EXERCISE DESCRIPTION —
Copy out every line of the items below, word for word.

— Start of GIVEN DATA —

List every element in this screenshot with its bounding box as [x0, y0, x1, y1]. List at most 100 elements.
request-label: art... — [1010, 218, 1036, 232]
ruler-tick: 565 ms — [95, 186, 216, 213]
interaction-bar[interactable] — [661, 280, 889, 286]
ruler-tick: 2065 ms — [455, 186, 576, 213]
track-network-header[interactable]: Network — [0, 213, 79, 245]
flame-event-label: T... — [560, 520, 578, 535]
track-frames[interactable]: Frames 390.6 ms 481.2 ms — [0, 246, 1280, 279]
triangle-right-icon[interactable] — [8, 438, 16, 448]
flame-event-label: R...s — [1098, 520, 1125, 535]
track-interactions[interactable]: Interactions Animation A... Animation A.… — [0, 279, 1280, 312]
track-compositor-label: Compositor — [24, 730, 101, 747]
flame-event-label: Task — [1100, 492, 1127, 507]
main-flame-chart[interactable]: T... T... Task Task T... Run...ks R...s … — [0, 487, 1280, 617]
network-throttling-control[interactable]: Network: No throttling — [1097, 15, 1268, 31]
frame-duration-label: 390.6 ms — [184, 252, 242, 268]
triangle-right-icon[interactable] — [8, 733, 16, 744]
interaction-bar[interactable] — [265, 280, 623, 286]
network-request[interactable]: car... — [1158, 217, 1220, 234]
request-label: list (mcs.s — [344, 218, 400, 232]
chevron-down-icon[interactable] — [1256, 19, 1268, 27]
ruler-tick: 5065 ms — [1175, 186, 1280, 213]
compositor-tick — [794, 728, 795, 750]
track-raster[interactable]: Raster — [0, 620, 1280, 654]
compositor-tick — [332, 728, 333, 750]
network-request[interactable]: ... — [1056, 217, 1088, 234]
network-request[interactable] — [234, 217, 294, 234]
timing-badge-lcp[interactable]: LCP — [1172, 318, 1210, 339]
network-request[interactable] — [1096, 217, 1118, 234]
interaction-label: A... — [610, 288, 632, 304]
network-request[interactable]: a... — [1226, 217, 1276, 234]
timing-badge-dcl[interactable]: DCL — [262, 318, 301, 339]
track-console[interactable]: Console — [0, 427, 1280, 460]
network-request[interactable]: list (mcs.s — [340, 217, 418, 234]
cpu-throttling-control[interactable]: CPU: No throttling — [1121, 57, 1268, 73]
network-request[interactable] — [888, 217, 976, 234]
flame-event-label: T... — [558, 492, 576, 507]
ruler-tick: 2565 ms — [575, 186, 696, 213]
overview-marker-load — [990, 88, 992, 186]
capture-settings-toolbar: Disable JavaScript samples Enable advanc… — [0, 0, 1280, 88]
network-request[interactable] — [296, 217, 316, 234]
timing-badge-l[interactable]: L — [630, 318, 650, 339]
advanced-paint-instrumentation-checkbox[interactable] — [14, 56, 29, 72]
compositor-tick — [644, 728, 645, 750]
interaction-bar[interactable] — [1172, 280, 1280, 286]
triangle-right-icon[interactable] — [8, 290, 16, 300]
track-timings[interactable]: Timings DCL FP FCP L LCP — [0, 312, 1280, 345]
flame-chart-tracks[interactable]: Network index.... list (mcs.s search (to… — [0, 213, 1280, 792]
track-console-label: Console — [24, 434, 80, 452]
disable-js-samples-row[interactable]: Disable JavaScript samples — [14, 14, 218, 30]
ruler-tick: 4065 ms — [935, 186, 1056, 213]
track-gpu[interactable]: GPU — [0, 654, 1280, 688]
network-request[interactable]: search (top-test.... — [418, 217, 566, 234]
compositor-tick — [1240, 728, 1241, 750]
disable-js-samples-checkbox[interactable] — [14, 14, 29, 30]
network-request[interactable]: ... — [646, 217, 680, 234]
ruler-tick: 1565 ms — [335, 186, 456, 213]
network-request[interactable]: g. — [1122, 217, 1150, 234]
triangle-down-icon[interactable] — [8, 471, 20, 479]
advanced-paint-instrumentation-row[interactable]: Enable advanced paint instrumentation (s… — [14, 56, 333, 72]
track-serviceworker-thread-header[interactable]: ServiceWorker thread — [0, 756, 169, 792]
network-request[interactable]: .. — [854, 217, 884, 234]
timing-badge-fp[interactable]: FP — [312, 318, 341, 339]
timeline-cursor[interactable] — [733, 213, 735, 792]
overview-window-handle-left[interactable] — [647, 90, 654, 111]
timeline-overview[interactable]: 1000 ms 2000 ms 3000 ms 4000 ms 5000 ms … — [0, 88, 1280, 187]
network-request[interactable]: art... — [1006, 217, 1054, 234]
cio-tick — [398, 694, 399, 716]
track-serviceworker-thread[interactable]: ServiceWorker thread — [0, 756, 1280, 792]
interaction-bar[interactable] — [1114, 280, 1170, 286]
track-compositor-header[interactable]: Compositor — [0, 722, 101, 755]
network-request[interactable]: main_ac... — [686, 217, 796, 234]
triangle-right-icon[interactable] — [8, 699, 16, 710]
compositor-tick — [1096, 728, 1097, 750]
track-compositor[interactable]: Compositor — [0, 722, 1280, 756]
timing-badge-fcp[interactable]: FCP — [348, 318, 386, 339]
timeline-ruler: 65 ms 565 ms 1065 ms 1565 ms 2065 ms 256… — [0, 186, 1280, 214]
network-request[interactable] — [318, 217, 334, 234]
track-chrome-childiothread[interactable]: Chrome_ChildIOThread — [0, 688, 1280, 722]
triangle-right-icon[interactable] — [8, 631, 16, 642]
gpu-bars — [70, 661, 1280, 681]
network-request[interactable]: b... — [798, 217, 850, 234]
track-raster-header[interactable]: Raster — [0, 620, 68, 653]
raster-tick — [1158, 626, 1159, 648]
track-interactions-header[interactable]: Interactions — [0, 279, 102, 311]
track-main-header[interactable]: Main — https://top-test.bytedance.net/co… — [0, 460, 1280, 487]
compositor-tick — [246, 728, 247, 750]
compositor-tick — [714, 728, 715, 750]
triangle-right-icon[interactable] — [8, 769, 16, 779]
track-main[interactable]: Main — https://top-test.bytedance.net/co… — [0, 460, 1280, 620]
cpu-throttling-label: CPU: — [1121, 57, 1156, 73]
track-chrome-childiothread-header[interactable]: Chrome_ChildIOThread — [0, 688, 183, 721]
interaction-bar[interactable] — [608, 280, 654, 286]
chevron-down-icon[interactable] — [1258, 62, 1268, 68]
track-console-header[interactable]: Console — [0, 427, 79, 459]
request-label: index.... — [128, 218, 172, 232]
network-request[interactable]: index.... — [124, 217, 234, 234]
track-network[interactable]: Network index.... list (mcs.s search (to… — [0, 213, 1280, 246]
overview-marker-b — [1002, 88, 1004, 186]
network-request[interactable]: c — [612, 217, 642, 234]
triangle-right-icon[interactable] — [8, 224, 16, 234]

— End of GIVEN DATA —

THE RESULT —
List every element in this screenshot with its bounding box as [x0, y0, x1, y1]. List at most 100 elements.
request-label: art... — [1010, 218, 1036, 232]
ruler-tick: 565 ms — [95, 186, 216, 213]
interaction-bar[interactable] — [661, 280, 889, 286]
ruler-tick: 2065 ms — [455, 186, 576, 213]
track-network-header[interactable]: Network — [0, 213, 79, 245]
flame-event-label: T... — [560, 520, 578, 535]
track-frames[interactable]: Frames 390.6 ms 481.2 ms — [0, 246, 1280, 279]
triangle-right-icon[interactable] — [8, 438, 16, 448]
flame-event-label: R...s — [1098, 520, 1125, 535]
track-interactions[interactable]: Interactions Animation A... Animation A.… — [0, 279, 1280, 312]
track-compositor-label: Compositor — [24, 730, 101, 747]
flame-event-label: Task — [1100, 492, 1127, 507]
main-flame-chart[interactable]: T... T... Task Task T... Run...ks R...s … — [0, 487, 1280, 617]
network-throttling-control[interactable]: Network: No throttling — [1097, 15, 1268, 31]
frame-duration-label: 390.6 ms — [184, 252, 242, 268]
triangle-right-icon[interactable] — [8, 733, 16, 744]
interaction-bar[interactable] — [265, 280, 623, 286]
network-request[interactable]: car... — [1158, 217, 1220, 234]
request-label: list (mcs.s — [344, 218, 400, 232]
chevron-down-icon[interactable] — [1256, 19, 1268, 27]
ruler-tick: 5065 ms — [1175, 186, 1280, 213]
compositor-tick — [794, 728, 795, 750]
track-raster[interactable]: Raster — [0, 620, 1280, 654]
compositor-tick — [332, 728, 333, 750]
network-request[interactable]: ... — [1056, 217, 1088, 234]
network-request[interactable] — [234, 217, 294, 234]
timing-badge-lcp[interactable]: LCP — [1172, 318, 1210, 339]
network-request[interactable] — [1096, 217, 1118, 234]
interaction-label: A... — [610, 288, 632, 304]
network-request[interactable]: a... — [1226, 217, 1276, 234]
timing-badge-dcl[interactable]: DCL — [262, 318, 301, 339]
track-console[interactable]: Console — [0, 427, 1280, 460]
network-request[interactable]: list (mcs.s — [340, 217, 418, 234]
cpu-throttling-control[interactable]: CPU: No throttling — [1121, 57, 1268, 73]
network-request[interactable] — [888, 217, 976, 234]
flame-event-label: T... — [558, 492, 576, 507]
ruler-tick: 2565 ms — [575, 186, 696, 213]
overview-marker-load — [990, 88, 992, 186]
capture-settings-toolbar: Disable JavaScript samples Enable advanc… — [0, 0, 1280, 88]
network-request[interactable] — [296, 217, 316, 234]
timing-badge-l[interactable]: L — [630, 318, 650, 339]
advanced-paint-instrumentation-checkbox[interactable] — [14, 56, 29, 72]
compositor-tick — [644, 728, 645, 750]
interaction-bar[interactable] — [1172, 280, 1280, 286]
triangle-right-icon[interactable] — [8, 290, 16, 300]
track-timings[interactable]: Timings DCL FP FCP L LCP — [0, 312, 1280, 345]
flame-chart-tracks[interactable]: Network index.... list (mcs.s search (to… — [0, 213, 1280, 792]
track-console-label: Console — [24, 434, 80, 452]
disable-js-samples-row[interactable]: Disable JavaScript samples — [14, 14, 218, 30]
ruler-tick: 4065 ms — [935, 186, 1056, 213]
track-gpu[interactable]: GPU — [0, 654, 1280, 688]
network-request[interactable]: search (top-test.... — [418, 217, 566, 234]
compositor-tick — [1240, 728, 1241, 750]
disable-js-samples-checkbox[interactable] — [14, 14, 29, 30]
network-request[interactable]: ... — [646, 217, 680, 234]
ruler-tick: 1565 ms — [335, 186, 456, 213]
network-request[interactable]: g. — [1122, 217, 1150, 234]
triangle-down-icon[interactable] — [8, 471, 20, 479]
advanced-paint-instrumentation-row[interactable]: Enable advanced paint instrumentation (s… — [14, 56, 333, 72]
track-serviceworker-thread-header[interactable]: ServiceWorker thread — [0, 756, 169, 792]
network-request[interactable]: .. — [854, 217, 884, 234]
timing-badge-fp[interactable]: FP — [312, 318, 341, 339]
timeline-cursor[interactable] — [733, 213, 735, 792]
overview-window-handle-left[interactable] — [647, 90, 654, 111]
timeline-overview[interactable]: 1000 ms 2000 ms 3000 ms 4000 ms 5000 ms … — [0, 88, 1280, 187]
network-request[interactable]: art... — [1006, 217, 1054, 234]
cio-tick — [398, 694, 399, 716]
track-serviceworker-thread[interactable]: ServiceWorker thread — [0, 756, 1280, 792]
interaction-bar[interactable] — [1114, 280, 1170, 286]
track-compositor-header[interactable]: Compositor — [0, 722, 101, 755]
network-request[interactable]: main_ac... — [686, 217, 796, 234]
triangle-right-icon[interactable] — [8, 699, 16, 710]
compositor-tick — [1096, 728, 1097, 750]
track-compositor[interactable]: Compositor — [0, 722, 1280, 756]
timing-badge-fcp[interactable]: FCP — [348, 318, 386, 339]
timeline-ruler: 65 ms 565 ms 1065 ms 1565 ms 2065 ms 256… — [0, 186, 1280, 214]
network-request[interactable] — [318, 217, 334, 234]
track-chrome-childiothread[interactable]: Chrome_ChildIOThread — [0, 688, 1280, 722]
triangle-right-icon[interactable] — [8, 631, 16, 642]
gpu-bars — [70, 661, 1280, 681]
network-request[interactable]: b... — [798, 217, 850, 234]
track-raster-header[interactable]: Raster — [0, 620, 68, 653]
raster-tick — [1158, 626, 1159, 648]
track-interactions-header[interactable]: Interactions — [0, 279, 102, 311]
track-main-header[interactable]: Main — https://top-test.bytedance.net/co… — [0, 460, 1280, 487]
compositor-tick — [246, 728, 247, 750]
compositor-tick — [714, 728, 715, 750]
triangle-right-icon[interactable] — [8, 769, 16, 779]
track-main[interactable]: Main — https://top-test.bytedance.net/co… — [0, 460, 1280, 620]
cpu-throttling-label: CPU: — [1121, 57, 1156, 73]
track-chrome-childiothread-header[interactable]: Chrome_ChildIOThread — [0, 688, 183, 721]
interaction-bar[interactable] — [608, 280, 654, 286]
chevron-down-icon[interactable] — [1258, 62, 1268, 68]
track-console-header[interactable]: Console — [0, 427, 79, 459]
request-label: index.... — [128, 218, 172, 232]
network-request[interactable]: index.... — [124, 217, 234, 234]
track-network[interactable]: Network index.... list (mcs.s search (to… — [0, 213, 1280, 246]
overview-marker-b — [1002, 88, 1004, 186]
network-request[interactable]: c — [612, 217, 642, 234]
triangle-right-icon[interactable] — [8, 224, 16, 234]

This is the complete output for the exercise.